= Dataset =
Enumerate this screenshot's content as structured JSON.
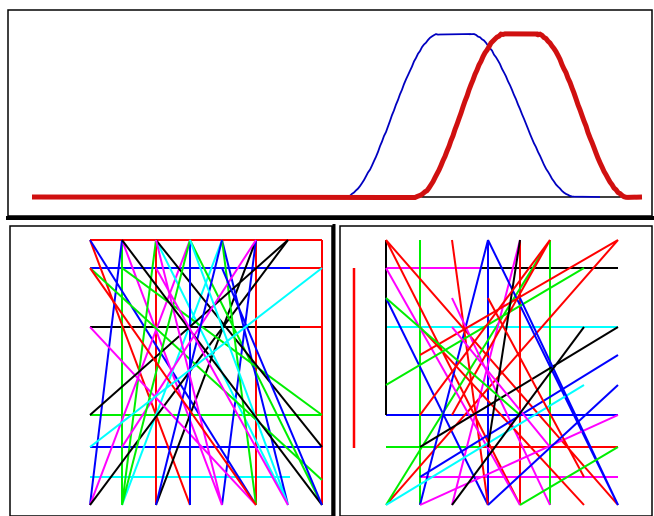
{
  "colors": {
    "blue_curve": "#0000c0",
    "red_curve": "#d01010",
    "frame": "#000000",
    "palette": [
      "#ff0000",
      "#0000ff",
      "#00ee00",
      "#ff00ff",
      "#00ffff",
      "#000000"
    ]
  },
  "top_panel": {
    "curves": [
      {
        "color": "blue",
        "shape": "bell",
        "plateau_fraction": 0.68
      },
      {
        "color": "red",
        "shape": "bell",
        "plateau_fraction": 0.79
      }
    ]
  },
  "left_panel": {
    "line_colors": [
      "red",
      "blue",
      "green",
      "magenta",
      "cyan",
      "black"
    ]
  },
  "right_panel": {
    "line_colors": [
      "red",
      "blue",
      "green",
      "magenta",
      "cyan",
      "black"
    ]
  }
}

= What you will do =
Every line of the data above should be quoted exactly. Omit the pictures.

= Answer to the problem =
Enumerate this screenshot's content as structured JSON.
{
  "colors": {
    "blue_curve": "#0000c0",
    "red_curve": "#d01010",
    "frame": "#000000",
    "palette": [
      "#ff0000",
      "#0000ff",
      "#00ee00",
      "#ff00ff",
      "#00ffff",
      "#000000"
    ]
  },
  "top_panel": {
    "curves": [
      {
        "color": "blue",
        "shape": "bell",
        "plateau_fraction": 0.68
      },
      {
        "color": "red",
        "shape": "bell",
        "plateau_fraction": 0.79
      }
    ]
  },
  "left_panel": {
    "line_colors": [
      "red",
      "blue",
      "green",
      "magenta",
      "cyan",
      "black"
    ]
  },
  "right_panel": {
    "line_colors": [
      "red",
      "blue",
      "green",
      "magenta",
      "cyan",
      "black"
    ]
  }
}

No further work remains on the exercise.